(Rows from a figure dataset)
++++++++
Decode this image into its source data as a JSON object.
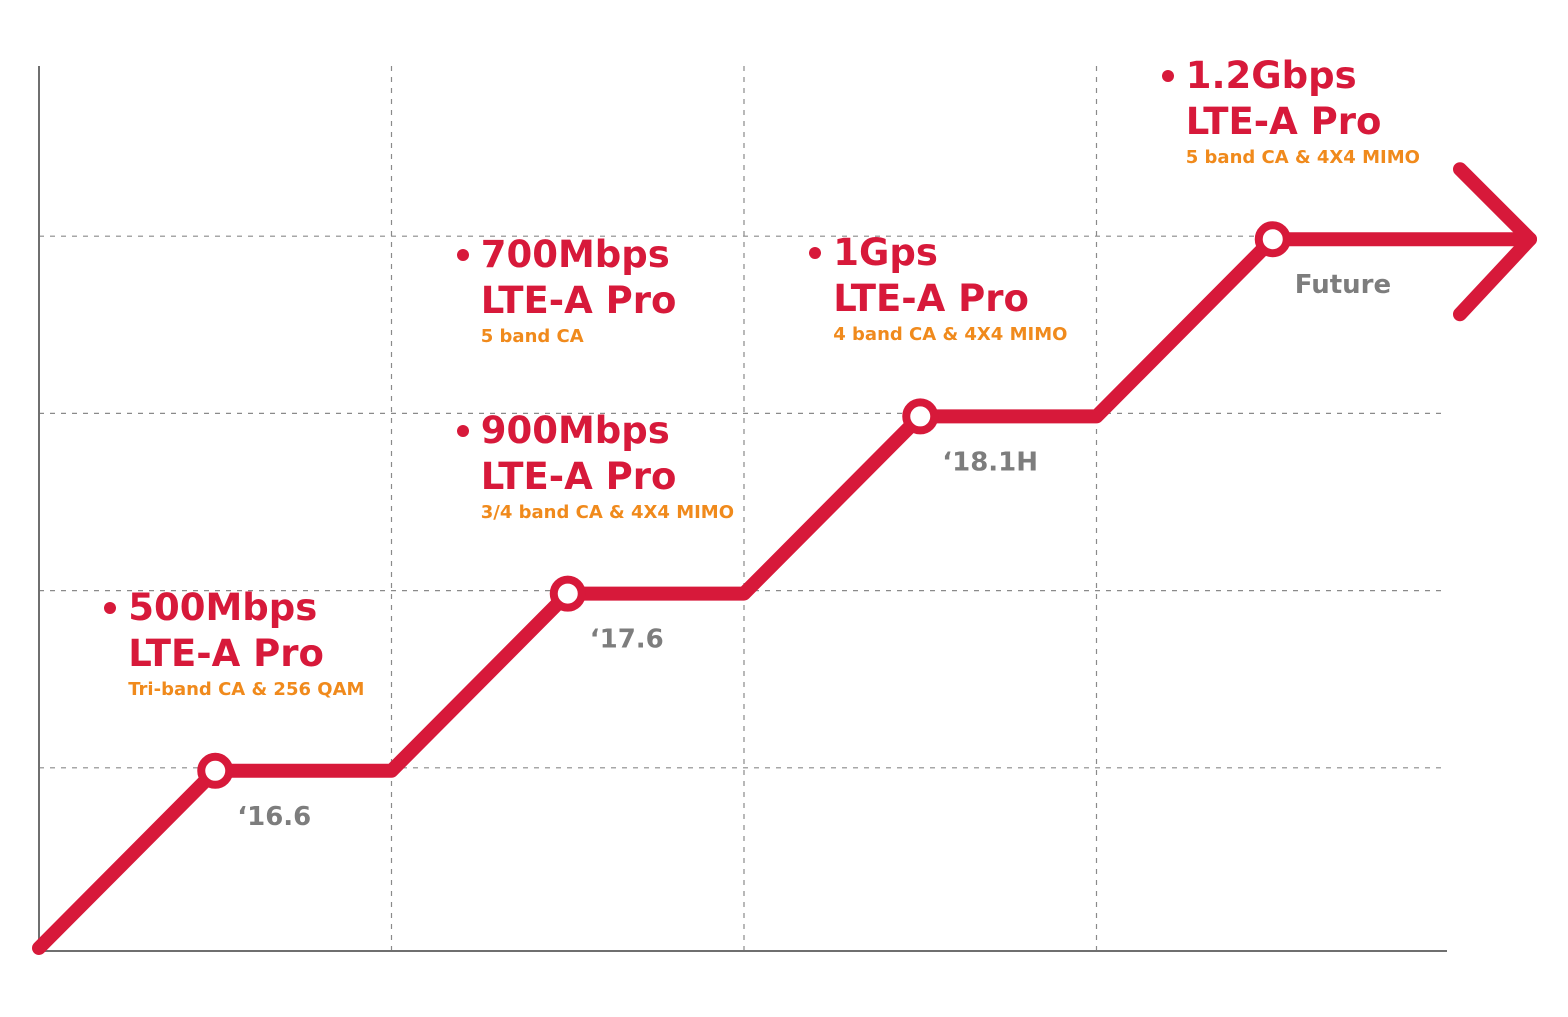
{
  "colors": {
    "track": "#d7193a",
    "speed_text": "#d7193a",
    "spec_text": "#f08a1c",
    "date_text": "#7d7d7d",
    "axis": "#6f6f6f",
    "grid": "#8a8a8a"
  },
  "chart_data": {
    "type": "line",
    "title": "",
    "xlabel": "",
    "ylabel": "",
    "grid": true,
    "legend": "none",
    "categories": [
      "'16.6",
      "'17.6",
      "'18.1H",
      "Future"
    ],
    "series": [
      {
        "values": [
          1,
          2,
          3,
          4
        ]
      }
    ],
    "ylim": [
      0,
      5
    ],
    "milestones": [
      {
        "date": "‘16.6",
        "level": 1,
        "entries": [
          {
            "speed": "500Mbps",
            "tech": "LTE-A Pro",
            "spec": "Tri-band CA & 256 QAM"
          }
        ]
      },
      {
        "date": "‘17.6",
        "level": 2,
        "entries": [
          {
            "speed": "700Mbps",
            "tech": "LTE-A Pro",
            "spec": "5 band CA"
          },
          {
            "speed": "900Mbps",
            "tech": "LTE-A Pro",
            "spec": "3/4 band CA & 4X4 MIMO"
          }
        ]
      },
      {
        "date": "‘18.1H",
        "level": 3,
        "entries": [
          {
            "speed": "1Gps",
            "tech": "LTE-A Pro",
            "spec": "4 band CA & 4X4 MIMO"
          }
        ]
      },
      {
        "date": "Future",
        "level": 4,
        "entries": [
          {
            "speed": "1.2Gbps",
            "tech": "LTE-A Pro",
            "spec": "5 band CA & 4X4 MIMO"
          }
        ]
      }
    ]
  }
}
++++++++
◆ **WHAT IS NEEDED**
Which lines contain the word "band"? Copy each one.

◆ **SOLVED EXERCISE**
            "spec": "Tri-band CA & 256 QAM"
            "spec": "5 band CA"
            "spec": "3/4 band CA & 4X4 MIMO"
            "spec": "4 band CA & 4X4 MIMO"
            "spec": "5 band CA & 4X4 MIMO"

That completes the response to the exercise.